- **Instructions for the task**
Read the records and gather each line that includes "likes".
Start of Material to process
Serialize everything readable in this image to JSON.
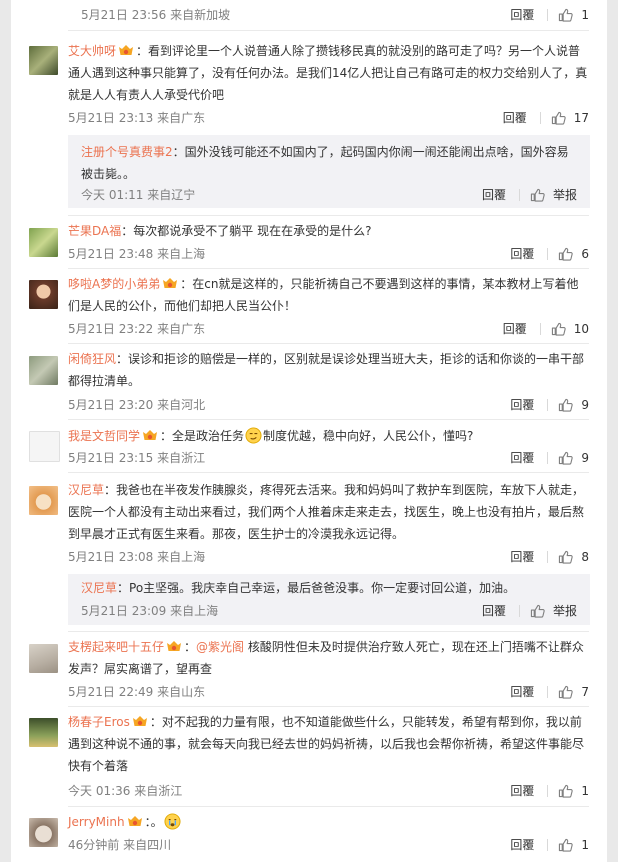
{
  "ui": {
    "reply_label": "回覆",
    "report_label": "举报",
    "colon": "：",
    "reply_prefix": "回复"
  },
  "comments": [
    {
      "time": "5月21日 23:56 来自新加坡",
      "likes": "1"
    },
    {
      "user": "艾大帅呀",
      "text": "看到评论里一个人说普通人除了攒钱移民真的就没别的路可走了吗？另一个人说普通人遇到这种事只能算了，没有任何办法。是我们14亿人把让自己有路可走的权力交给别人了，真就是人人有责人人承受代价吧",
      "time": "5月21日 23:13 来自广东",
      "likes": "17",
      "sub": {
        "user": "注册个号真费事2",
        "text": "国外没钱可能还不如国内了，起码国内你闹一闹还能闹出点啥，国外容易被击毙。。",
        "time": "今天 01:11 来自辽宁"
      }
    },
    {
      "user": "芒果DA福",
      "text": "每次都说承受不了躺平 现在在承受的是什么?",
      "time": "5月21日 23:48 来自上海",
      "likes": "6"
    },
    {
      "user": "哆啦A梦的小弟弟",
      "text": "在cn就是这样的，只能祈祷自己不要遇到这样的事情，某本教材上写着他们是人民的公仆，而他们却把人民当公仆！",
      "time": "5月21日 23:22 来自广东",
      "likes": "10"
    },
    {
      "user": "闲倚狂风",
      "text": "误诊和拒诊的赔偿是一样的，区别就是误诊处理当班大夫，拒诊的话和你谈的一串干部都得拉清单。",
      "time": "5月21日 23:20 来自河北",
      "likes": "9"
    },
    {
      "user": "我是文哲同学",
      "text_a": "全是政治任务",
      "text_b": "制度优越，稳中向好，人民公仆，懂吗?",
      "time": "5月21日 23:15 来自浙江",
      "likes": "9"
    },
    {
      "user": "汉尼草",
      "text": "我爸也在半夜发作胰腺炎，疼得死去活来。我和妈妈叫了救护车到医院，车放下人就走，医院一个人都没有主动出来看过，我们两个人推着床走来走去，找医生，晚上也没有拍片，最后熬到早晨才正式有医生来看。那夜，医生护士的冷漠我永远记得。",
      "time": "5月21日 23:08 来自上海",
      "likes": "8",
      "sub": {
        "user": "汉尼草",
        "text": "Po主坚强。我庆幸自己幸运，最后爸爸没事。你一定要讨回公道，加油。",
        "time": "5月21日 23:09 来自上海"
      }
    },
    {
      "user": "支楞起来吧十五仔",
      "mention": "@紫光阁",
      "text": " 核酸阴性但未及时提供治疗致人死亡，现在还上门捂嘴不让群众发声？屌实离谱了，望再查",
      "time": "5月21日 22:49 来自山东",
      "likes": "7"
    },
    {
      "user": "杨春子Eros",
      "text": "对不起我的力量有限，也不知道能做些什么，只能转发，希望有帮到你，我以前遇到这种说不通的事，就会每天向我已经去世的妈妈祈祷，以后我也会帮你祈祷，希望这件事能尽快有个着落",
      "time": "今天 01:36 来自浙江",
      "likes": "1"
    },
    {
      "user": "JerryMinh",
      "text": "。",
      "time": "46分钟前 来自四川",
      "likes": "1"
    }
  ],
  "colors": {
    "username": "#eb7350",
    "meta": "#808080",
    "text": "#333333",
    "subbox": "#f2f2f5",
    "background": "#e9e9e9"
  }
}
End of Material to process
- **Output**
      "likes": "1"
      "likes": "17",
      "likes": "6"
      "likes": "10"
      "likes": "9"
      "likes": "9"
      "likes": "8",
      "likes": "7"
      "likes": "1"
      "likes": "1"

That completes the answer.